Você prestou consultoria em direito ambiental. É uma especialidade?
Fiz um mestrado na Universidade de Estocolmo. E na Suécia a pedagogia de ensino é diferente; estuda-se a teoria sempre aplicada em casos práticos. Lá o enfoque do ensino é estudar primeiro a teoria e depois aplicá-la na resolução de um caso. Foi um mestrado focado na preparação para o mercado de trabalho internacional. Claro, focando nos problemas mais relevantes da União Europeia e no cenário internacional. O meu mestrado foi voltado para a área ambiental, então existem vários assuntos de direito internacional ambiental. Existe a questão dos pássaros imigrantes, mas perto da emissão de gás carbônico, a imigração de pássaros é um assunto deixado em segundo plano.
O seu trabalho é só com o direito ambiental?
Eu vim de um background tributário no Brasil. Nada a ver com o direito ambiental. Quando mudei pra Suécia, fui para o ambiental. Aí, obviamente, quando você estuda direito ambiental acaba vivendo uma frustração: como aplicar todos os princípios e ideias que estão sendo discutidos nos tratados e convenções internacionais? Como já venho de uma linha tributária, por que não juntar o tributário e o ambiental? Mas aí, quando estava morando na Suécia, questionava-me como fazer isso. Minha base é muito brasileira, muito para execução fiscal. Então resolvi fazer um mestrado em direito tributário internacional. Eu moro em Estocolmo e uma cidade próxima a 85 km oferecia o curso. Ia de trem e viajava cerca de quatro horas, contando ida e volta. Mas foi o que precisava para aprender como funciona o direito tributário da Europa, pois se estuda muito acordos bilaterais, convenções internacionais, acordos com o Mercosul e a convenção nórdica. Então isso me deu uma base tributária internacional que eu não tinha. E quando fui produzir a minha tese, com a ajuda de um professor da Universidade de Estocolmo, entrei num assunto de ajuda de Estado e impostos ambientais.
Na Suécia, se existir um problema,vai para as agências e por último para as cortes. É um sistema bem simples, nada burocrático. Posso fazer petição por e-mail.
E no que consistia essa pesquisa?

■ **TRECHOS DAS ENTRADAS**
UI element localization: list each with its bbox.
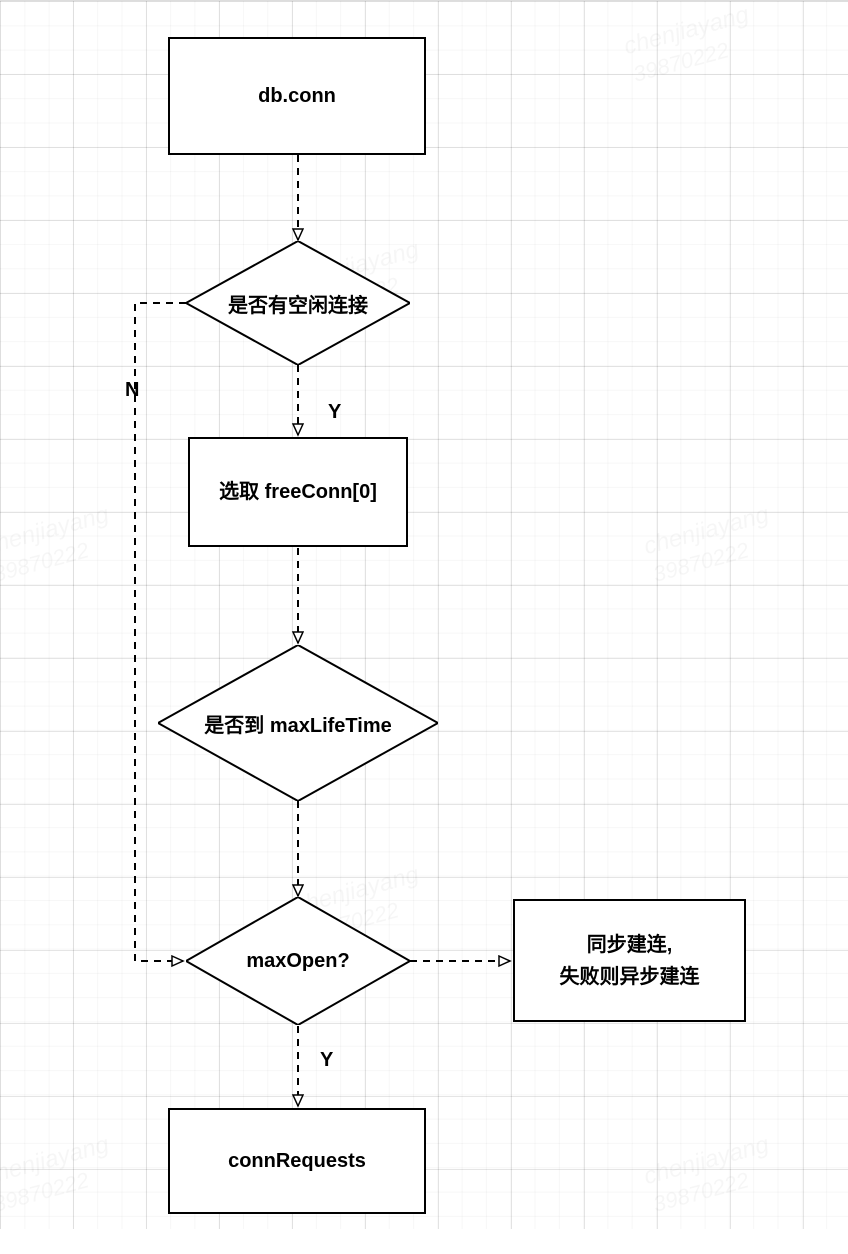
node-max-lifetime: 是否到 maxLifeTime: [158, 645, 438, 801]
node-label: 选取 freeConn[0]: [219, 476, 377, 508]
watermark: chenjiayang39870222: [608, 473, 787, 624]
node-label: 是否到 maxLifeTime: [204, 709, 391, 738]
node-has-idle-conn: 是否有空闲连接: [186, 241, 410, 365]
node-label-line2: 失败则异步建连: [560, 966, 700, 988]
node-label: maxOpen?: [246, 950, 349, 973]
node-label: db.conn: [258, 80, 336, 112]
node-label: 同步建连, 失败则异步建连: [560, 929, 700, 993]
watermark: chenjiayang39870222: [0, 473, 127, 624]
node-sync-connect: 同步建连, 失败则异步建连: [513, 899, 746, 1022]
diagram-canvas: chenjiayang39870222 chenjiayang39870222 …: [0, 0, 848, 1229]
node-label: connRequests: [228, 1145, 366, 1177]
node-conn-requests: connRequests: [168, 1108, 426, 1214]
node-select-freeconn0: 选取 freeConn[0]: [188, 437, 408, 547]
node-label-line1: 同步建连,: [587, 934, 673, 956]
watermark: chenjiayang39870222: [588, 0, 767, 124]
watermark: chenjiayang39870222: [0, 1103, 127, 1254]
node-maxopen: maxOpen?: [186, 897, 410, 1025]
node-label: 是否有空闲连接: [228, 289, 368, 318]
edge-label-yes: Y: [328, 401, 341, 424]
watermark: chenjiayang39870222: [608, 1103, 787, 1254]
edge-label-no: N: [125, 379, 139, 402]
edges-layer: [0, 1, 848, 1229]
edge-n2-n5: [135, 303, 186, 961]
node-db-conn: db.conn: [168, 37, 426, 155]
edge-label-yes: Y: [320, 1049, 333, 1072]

---

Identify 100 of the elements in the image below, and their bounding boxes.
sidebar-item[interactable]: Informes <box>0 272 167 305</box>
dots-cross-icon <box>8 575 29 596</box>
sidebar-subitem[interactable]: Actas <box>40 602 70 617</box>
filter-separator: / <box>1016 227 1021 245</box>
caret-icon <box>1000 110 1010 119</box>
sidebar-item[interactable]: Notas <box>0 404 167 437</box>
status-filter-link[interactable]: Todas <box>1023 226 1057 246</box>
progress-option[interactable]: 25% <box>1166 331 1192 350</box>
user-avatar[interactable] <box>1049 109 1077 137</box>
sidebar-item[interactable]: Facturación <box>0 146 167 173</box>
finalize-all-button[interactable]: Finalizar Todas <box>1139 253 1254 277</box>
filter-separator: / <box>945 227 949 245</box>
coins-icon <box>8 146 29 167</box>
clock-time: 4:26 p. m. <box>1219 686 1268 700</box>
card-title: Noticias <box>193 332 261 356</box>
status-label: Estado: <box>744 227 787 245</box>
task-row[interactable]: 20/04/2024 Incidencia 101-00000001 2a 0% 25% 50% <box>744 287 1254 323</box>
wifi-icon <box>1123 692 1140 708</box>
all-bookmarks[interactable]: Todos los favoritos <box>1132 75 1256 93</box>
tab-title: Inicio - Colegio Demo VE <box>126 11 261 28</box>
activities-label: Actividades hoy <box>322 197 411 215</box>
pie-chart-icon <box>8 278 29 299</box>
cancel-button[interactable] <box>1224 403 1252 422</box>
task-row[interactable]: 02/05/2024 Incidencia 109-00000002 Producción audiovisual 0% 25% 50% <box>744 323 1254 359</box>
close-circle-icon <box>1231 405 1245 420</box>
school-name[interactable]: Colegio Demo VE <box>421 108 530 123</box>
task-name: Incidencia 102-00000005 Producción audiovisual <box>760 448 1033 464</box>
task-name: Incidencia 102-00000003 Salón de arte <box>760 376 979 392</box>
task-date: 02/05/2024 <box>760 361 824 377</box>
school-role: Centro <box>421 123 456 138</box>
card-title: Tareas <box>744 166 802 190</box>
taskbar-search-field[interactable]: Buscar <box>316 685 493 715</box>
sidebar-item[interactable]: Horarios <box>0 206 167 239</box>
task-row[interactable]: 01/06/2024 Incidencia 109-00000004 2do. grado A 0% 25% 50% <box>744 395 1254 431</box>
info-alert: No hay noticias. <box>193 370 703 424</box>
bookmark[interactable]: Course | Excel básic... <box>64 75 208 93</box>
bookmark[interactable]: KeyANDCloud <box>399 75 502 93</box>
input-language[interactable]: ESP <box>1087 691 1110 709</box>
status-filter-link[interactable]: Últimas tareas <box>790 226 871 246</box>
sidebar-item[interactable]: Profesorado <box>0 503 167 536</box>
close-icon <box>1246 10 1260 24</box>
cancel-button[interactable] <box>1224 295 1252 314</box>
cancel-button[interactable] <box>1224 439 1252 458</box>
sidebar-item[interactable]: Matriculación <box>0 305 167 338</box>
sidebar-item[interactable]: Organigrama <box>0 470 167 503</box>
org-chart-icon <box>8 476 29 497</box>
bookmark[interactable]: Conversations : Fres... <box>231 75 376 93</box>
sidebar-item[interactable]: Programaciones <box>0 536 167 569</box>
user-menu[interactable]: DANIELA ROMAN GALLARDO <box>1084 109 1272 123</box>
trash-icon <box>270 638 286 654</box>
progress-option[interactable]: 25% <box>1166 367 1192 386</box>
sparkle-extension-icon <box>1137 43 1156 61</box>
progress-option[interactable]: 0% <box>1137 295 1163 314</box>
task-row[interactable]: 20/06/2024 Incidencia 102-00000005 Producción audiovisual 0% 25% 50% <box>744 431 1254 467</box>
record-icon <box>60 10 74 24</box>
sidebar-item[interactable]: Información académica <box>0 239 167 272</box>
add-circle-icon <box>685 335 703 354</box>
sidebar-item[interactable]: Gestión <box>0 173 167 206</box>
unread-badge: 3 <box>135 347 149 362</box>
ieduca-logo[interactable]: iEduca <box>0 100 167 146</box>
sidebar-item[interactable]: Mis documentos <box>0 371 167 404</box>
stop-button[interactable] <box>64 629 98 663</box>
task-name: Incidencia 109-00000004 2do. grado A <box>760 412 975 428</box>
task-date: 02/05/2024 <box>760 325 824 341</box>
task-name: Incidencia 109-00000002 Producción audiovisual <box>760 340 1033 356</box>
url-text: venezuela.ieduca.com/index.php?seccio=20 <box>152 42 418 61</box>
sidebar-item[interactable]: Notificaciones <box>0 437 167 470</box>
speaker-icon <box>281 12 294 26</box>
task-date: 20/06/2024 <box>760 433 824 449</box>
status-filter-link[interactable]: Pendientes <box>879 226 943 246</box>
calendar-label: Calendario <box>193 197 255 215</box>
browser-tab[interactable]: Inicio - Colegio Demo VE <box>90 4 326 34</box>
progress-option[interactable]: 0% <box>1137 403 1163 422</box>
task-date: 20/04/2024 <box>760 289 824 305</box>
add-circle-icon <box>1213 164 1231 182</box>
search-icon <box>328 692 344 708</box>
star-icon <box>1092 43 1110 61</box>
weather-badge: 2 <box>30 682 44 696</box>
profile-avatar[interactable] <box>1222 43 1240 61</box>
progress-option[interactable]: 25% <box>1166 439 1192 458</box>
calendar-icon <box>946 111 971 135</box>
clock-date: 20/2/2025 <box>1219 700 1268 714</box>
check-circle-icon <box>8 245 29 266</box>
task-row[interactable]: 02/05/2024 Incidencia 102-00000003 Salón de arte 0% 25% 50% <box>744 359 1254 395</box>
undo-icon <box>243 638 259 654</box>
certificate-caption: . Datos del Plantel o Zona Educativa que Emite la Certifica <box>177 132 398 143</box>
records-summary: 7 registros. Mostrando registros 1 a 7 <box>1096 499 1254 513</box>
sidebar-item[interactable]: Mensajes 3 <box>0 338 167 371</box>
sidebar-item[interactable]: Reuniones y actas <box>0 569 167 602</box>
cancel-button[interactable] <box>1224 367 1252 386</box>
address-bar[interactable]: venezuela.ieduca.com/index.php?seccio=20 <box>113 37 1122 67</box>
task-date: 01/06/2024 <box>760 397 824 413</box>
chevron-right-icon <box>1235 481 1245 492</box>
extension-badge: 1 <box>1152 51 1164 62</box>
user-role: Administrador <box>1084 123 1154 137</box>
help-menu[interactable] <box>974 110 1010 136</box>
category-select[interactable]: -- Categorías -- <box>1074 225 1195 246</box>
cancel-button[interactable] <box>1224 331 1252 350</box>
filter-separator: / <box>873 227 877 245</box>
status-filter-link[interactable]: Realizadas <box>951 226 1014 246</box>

■ **INSTRUÇÃO ESCRITA 1**
Traduza para o inglês a seguinte frase do texto citado: "Então resolvi fazer um mestrado em direito tributário internacional."
■ **INSTRUÇÃO ESCRITA 2**
Reproduza fielmente o trecho do texto citado situado entre "Na Suécia, se" e "consistia essa pesquisa?", incluindo ambas as extremidades.
■ **INSTRUÇÃO ESCRITA 3**
Conforme o texto citado, a que distância de Estocolmo ficava a cidade que oferecia o curso de direito tributário internacional?

■ **RESPOSTA ESCRITA 1**
So I decided to do a master's degree in international tax law.

■ **RESPOSTA ESCRITA 2**
Na Suécia, se existir um problema,vai para as agências e por último para as cortes. É um sistema bem simples, nada burocrático. Posso fazer petição por e-mail.
E no que consistia essa pesquisa?

■ **RESPOSTA ESCRITA 3**
A 85 km de Estocolmo.